Gather all lines from the material that contain "budget".

**Records for the exercise**
■ ■ ■ ■ ■

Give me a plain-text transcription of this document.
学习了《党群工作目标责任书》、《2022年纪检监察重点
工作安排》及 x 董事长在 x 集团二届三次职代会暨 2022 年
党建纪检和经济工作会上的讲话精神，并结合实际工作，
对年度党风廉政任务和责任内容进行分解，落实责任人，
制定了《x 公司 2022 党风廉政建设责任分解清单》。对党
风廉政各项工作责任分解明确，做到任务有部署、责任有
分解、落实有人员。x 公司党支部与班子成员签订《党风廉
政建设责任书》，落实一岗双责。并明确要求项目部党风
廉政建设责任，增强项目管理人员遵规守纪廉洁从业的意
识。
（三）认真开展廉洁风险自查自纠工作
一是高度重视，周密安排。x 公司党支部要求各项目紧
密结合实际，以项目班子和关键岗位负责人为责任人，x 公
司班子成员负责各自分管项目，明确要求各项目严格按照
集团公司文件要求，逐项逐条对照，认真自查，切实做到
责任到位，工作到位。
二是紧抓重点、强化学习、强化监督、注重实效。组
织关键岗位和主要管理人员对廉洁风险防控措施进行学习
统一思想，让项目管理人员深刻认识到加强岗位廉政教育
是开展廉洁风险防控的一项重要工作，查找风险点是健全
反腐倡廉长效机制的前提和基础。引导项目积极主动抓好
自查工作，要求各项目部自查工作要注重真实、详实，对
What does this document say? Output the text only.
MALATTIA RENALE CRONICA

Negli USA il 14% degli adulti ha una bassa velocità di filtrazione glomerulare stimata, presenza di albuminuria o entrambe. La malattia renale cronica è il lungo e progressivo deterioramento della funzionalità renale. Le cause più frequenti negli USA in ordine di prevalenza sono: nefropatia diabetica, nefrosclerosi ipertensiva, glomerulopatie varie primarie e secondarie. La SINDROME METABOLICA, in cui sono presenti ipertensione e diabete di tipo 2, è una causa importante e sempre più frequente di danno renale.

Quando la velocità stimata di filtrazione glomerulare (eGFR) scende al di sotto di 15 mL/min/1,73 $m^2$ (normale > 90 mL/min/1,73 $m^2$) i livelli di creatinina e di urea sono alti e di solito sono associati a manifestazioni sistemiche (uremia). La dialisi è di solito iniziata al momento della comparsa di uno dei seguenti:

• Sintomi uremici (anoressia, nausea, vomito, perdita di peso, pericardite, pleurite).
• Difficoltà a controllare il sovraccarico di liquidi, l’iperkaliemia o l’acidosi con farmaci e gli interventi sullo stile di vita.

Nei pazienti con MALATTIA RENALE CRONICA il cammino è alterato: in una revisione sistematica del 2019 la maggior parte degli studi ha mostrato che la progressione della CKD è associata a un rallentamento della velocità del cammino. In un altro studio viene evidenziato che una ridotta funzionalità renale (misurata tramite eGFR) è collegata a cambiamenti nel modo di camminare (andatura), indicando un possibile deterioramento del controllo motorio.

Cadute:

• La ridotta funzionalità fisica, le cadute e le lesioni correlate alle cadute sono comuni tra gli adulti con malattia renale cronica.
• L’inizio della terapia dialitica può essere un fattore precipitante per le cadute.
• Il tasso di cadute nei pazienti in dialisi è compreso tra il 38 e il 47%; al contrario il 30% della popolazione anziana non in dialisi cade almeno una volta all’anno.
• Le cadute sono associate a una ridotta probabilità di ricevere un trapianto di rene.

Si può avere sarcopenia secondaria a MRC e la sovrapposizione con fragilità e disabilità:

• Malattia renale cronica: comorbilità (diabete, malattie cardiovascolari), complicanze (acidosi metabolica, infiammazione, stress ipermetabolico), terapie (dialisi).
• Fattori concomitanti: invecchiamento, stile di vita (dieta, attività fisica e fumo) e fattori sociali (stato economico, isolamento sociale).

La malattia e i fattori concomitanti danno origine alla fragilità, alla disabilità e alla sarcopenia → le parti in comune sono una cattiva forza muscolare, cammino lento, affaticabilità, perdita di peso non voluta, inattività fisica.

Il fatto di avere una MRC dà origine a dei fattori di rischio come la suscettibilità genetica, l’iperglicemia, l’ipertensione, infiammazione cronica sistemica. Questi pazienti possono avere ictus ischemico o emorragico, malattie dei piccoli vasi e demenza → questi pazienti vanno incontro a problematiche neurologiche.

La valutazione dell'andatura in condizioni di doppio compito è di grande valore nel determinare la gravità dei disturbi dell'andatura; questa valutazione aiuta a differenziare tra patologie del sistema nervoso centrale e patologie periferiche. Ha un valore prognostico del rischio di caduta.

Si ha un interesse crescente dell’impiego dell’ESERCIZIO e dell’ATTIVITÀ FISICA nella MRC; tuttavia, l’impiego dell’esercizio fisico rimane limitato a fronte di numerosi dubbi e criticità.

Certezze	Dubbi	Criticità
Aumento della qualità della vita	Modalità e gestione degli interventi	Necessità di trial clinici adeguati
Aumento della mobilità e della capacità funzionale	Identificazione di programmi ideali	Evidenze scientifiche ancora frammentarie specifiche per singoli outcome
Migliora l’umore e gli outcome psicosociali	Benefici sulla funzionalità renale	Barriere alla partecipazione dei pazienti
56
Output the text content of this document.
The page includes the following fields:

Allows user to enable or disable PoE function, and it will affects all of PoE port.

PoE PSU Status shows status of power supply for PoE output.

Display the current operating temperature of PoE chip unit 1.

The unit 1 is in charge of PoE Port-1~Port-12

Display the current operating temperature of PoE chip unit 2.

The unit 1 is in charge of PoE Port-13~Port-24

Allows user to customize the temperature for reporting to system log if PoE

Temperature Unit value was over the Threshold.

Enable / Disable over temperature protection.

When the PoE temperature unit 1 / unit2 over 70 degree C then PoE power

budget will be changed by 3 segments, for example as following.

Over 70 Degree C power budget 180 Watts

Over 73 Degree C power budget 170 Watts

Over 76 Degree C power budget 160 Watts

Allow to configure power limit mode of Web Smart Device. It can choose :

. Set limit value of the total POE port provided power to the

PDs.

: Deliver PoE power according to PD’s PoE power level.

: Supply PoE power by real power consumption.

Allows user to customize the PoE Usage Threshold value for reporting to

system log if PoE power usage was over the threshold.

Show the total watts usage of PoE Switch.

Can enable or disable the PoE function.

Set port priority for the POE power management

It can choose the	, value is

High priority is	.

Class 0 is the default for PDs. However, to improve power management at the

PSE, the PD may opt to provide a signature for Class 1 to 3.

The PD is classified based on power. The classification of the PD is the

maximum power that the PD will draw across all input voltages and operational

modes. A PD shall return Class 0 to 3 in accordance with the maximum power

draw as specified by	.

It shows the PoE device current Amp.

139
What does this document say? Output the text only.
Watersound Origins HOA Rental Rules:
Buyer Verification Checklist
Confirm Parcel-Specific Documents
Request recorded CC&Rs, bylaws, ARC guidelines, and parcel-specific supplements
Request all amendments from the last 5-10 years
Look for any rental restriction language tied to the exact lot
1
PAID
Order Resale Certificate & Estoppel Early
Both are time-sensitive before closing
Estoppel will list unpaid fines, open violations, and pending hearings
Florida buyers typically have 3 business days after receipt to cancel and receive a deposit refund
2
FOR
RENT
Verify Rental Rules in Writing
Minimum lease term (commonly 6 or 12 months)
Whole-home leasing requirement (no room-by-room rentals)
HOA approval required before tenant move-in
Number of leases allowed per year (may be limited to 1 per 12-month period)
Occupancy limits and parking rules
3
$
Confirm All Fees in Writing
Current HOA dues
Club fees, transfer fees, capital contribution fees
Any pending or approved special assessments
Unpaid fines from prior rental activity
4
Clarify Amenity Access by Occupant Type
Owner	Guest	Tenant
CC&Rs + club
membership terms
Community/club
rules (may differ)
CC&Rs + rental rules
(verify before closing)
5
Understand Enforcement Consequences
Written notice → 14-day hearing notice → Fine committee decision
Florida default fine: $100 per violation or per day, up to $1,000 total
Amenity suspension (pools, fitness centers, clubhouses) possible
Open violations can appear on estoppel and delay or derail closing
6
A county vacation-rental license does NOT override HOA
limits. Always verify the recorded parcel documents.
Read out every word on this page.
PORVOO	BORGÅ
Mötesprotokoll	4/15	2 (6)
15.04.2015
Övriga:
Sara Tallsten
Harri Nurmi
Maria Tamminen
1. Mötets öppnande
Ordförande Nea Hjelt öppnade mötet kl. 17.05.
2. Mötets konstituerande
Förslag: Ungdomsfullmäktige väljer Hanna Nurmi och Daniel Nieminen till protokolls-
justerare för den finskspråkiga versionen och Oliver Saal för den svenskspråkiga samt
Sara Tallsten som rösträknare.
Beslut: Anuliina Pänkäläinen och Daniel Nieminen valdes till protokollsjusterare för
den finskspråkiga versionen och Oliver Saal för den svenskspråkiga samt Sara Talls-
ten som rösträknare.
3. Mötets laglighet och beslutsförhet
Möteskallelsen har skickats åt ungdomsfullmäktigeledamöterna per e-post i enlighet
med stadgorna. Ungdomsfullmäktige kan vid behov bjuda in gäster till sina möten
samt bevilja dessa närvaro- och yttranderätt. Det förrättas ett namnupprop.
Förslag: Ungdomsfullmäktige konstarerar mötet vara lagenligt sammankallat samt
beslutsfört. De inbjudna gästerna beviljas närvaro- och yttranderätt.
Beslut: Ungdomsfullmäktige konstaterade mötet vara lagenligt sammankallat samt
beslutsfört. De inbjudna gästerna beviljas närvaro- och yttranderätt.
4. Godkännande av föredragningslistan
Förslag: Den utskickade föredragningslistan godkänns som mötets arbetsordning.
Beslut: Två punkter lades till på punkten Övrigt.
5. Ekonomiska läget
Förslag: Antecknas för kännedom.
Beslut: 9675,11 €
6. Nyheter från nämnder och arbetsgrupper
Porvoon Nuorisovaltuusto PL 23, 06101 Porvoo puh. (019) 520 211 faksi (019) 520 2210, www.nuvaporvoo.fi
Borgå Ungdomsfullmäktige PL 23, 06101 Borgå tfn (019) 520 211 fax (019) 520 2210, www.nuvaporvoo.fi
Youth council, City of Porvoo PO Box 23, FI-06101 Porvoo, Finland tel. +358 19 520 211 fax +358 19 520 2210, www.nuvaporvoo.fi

■ ■ ■ ■ ■

**Full answer**
budget will be changed by 3 segments, for example as following.
Over 70 Degree C power budget 180 Watts
Over 73 Degree C power budget 170 Watts
Over 76 Degree C power budget 160 Watts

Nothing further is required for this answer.